INPUT.
-- begin --
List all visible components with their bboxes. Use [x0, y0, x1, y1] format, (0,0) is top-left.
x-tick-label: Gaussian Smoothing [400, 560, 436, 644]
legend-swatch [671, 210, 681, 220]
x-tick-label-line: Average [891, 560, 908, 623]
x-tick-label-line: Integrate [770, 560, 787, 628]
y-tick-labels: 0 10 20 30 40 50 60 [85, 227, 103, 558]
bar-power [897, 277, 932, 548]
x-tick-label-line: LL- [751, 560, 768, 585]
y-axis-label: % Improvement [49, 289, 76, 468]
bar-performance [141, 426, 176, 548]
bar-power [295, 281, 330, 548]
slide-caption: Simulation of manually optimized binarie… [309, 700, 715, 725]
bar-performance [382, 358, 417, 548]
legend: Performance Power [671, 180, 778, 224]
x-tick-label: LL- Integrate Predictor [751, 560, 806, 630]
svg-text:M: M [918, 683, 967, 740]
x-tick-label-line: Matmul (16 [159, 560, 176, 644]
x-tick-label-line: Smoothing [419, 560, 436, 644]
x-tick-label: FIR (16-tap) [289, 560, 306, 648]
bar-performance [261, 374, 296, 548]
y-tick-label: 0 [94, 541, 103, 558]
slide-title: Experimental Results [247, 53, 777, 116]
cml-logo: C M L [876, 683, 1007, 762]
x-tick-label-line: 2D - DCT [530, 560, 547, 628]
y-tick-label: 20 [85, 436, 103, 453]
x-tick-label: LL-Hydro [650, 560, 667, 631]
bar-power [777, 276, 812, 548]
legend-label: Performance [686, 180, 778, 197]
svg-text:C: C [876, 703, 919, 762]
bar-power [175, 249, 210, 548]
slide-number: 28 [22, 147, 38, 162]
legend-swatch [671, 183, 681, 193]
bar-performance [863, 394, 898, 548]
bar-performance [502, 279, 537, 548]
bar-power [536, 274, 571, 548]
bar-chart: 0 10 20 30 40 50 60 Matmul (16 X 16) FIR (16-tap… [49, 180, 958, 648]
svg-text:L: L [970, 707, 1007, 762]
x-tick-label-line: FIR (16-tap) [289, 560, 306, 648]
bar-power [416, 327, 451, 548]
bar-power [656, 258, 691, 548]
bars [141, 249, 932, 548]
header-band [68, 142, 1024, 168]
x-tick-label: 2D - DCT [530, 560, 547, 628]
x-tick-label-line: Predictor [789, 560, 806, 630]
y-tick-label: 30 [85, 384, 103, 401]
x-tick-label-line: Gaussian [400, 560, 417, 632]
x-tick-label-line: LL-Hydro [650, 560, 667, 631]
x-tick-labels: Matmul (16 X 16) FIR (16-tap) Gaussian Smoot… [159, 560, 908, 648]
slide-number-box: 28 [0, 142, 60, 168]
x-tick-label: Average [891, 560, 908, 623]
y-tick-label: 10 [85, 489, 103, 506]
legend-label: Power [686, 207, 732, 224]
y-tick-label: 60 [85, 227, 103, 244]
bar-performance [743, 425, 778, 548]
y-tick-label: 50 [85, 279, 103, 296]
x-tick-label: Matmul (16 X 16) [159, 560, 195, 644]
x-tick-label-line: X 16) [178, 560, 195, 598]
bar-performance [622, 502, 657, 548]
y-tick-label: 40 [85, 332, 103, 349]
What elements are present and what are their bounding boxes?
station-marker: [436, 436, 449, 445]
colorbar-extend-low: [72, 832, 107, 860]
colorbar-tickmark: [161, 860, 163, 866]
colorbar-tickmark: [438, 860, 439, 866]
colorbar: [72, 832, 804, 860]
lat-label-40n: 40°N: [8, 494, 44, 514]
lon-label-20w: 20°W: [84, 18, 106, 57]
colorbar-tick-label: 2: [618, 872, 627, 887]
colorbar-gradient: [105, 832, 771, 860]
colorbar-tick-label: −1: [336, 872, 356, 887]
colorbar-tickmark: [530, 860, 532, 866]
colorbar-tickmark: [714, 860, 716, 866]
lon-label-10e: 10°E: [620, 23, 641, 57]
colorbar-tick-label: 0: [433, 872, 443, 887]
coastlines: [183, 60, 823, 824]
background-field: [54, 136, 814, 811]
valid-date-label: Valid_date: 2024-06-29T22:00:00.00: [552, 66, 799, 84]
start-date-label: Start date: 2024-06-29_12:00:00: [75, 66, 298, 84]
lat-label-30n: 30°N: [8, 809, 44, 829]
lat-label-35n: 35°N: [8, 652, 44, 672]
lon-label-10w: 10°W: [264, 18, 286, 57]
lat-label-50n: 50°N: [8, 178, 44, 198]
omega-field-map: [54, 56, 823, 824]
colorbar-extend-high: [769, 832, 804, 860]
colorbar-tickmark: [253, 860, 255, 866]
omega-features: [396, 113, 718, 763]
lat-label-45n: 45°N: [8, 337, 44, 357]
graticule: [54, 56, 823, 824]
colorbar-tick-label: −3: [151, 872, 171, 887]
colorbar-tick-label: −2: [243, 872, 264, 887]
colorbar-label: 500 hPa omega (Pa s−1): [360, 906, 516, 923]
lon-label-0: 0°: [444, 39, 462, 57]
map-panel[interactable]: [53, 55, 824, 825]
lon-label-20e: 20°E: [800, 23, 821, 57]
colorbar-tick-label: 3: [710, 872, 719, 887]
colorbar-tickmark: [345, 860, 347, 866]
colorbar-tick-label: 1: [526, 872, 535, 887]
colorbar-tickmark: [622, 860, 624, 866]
-- end --
REQUEST. Copy out all of the material above, changing every "bar-power" to "bar-energy" and leaving everything else unchanged.

WORKED ANSWER.
List all visible components with their bboxes. Use [x0, y0, x1, y1] format, (0,0) is top-left.
x-tick-label: Gaussian Smoothing [400, 560, 436, 644]
legend-swatch [671, 210, 681, 220]
x-tick-label-line: Average [891, 560, 908, 623]
x-tick-label-line: Integrate [770, 560, 787, 628]
y-tick-labels: 0 10 20 30 40 50 60 [85, 227, 103, 558]
bar-energy [897, 277, 932, 548]
x-tick-label-line: LL- [751, 560, 768, 585]
y-axis-label: % Improvement [49, 289, 76, 468]
bar-performance [141, 426, 176, 548]
bar-energy [295, 281, 330, 548]
slide-caption: Simulation of manually optimized binarie… [309, 700, 715, 725]
bar-performance [382, 358, 417, 548]
legend: Performance Power [671, 180, 778, 224]
x-tick-label: LL- Integrate Predictor [751, 560, 806, 630]
svg-text:M: M [918, 683, 967, 740]
x-tick-label-line: Matmul (16 [159, 560, 176, 644]
x-tick-label-line: Smoothing [419, 560, 436, 644]
x-tick-label: FIR (16-tap) [289, 560, 306, 648]
bar-performance [261, 374, 296, 548]
y-tick-label: 0 [94, 541, 103, 558]
slide-title: Experimental Results [247, 53, 777, 116]
cml-logo: C M L [876, 683, 1007, 762]
x-tick-label-line: 2D - DCT [530, 560, 547, 628]
y-tick-label: 20 [85, 436, 103, 453]
x-tick-label: LL-Hydro [650, 560, 667, 631]
bar-energy [777, 276, 812, 548]
legend-label: Performance [686, 180, 778, 197]
svg-text:C: C [876, 703, 919, 762]
bar-energy [175, 249, 210, 548]
slide-number: 28 [22, 147, 38, 162]
legend-swatch [671, 183, 681, 193]
bar-performance [863, 394, 898, 548]
bar-performance [502, 279, 537, 548]
bar-energy [536, 274, 571, 548]
bar-chart: 0 10 20 30 40 50 60 Matmul (16 X 16) FIR (16-tap… [49, 180, 958, 648]
svg-text:L: L [970, 707, 1007, 762]
x-tick-label-line: FIR (16-tap) [289, 560, 306, 648]
bar-energy [416, 327, 451, 548]
bar-energy [656, 258, 691, 548]
bars [141, 249, 932, 548]
header-band [68, 142, 1024, 168]
x-tick-label: 2D - DCT [530, 560, 547, 628]
x-tick-label-line: Predictor [789, 560, 806, 630]
y-tick-label: 30 [85, 384, 103, 401]
x-tick-label-line: Gaussian [400, 560, 417, 632]
x-tick-label-line: LL-Hydro [650, 560, 667, 631]
x-tick-labels: Matmul (16 X 16) FIR (16-tap) Gaussian Smoot… [159, 560, 908, 648]
slide-number-box: 28 [0, 142, 60, 168]
x-tick-label: Average [891, 560, 908, 623]
y-tick-label: 10 [85, 489, 103, 506]
legend-label: Power [686, 207, 732, 224]
y-tick-label: 60 [85, 227, 103, 244]
bar-performance [743, 425, 778, 548]
y-tick-label: 50 [85, 279, 103, 296]
x-tick-label: Matmul (16 X 16) [159, 560, 195, 644]
x-tick-label-line: X 16) [178, 560, 195, 598]
bar-performance [622, 502, 657, 548]
y-tick-label: 40 [85, 332, 103, 349]
What elements are present and what are their bounding boxes?
station-marker: [436, 436, 449, 445]
colorbar-extend-low: [72, 832, 107, 860]
colorbar-tickmark: [161, 860, 163, 866]
colorbar-tickmark: [438, 860, 439, 866]
colorbar: [72, 832, 804, 860]
lat-label-40n: 40°N: [8, 494, 44, 514]
lon-label-20w: 20°W: [84, 18, 106, 57]
colorbar-tick-label: 2: [618, 872, 627, 887]
colorbar-gradient: [105, 832, 771, 860]
colorbar-tick-label: −1: [336, 872, 356, 887]
colorbar-tickmark: [530, 860, 532, 866]
colorbar-tickmark: [714, 860, 716, 866]
lon-label-10e: 10°E: [620, 23, 641, 57]
colorbar-tick-label: 0: [433, 872, 443, 887]
coastlines: [183, 60, 823, 824]
background-field: [54, 136, 814, 811]
valid-date-label: Valid_date: 2024-06-29T22:00:00.00: [552, 66, 799, 84]
start-date-label: Start date: 2024-06-29_12:00:00: [75, 66, 298, 84]
lat-label-30n: 30°N: [8, 809, 44, 829]
lat-label-35n: 35°N: [8, 652, 44, 672]
lon-label-10w: 10°W: [264, 18, 286, 57]
lat-label-50n: 50°N: [8, 178, 44, 198]
omega-field-map: [54, 56, 823, 824]
colorbar-extend-high: [769, 832, 804, 860]
colorbar-tickmark: [253, 860, 255, 866]
omega-features: [396, 113, 718, 763]
lat-label-45n: 45°N: [8, 337, 44, 357]
graticule: [54, 56, 823, 824]
colorbar-tick-label: −3: [151, 872, 171, 887]
colorbar-tick-label: −2: [243, 872, 264, 887]
colorbar-label: 500 hPa omega (Pa s−1): [360, 906, 516, 923]
lon-label-0: 0°: [444, 39, 462, 57]
map-panel[interactable]: [53, 55, 824, 825]
lon-label-20e: 20°E: [800, 23, 821, 57]
colorbar-tick-label: 3: [710, 872, 719, 887]
colorbar-tickmark: [345, 860, 347, 866]
colorbar-tick-label: 1: [526, 872, 535, 887]
colorbar-tickmark: [622, 860, 624, 866]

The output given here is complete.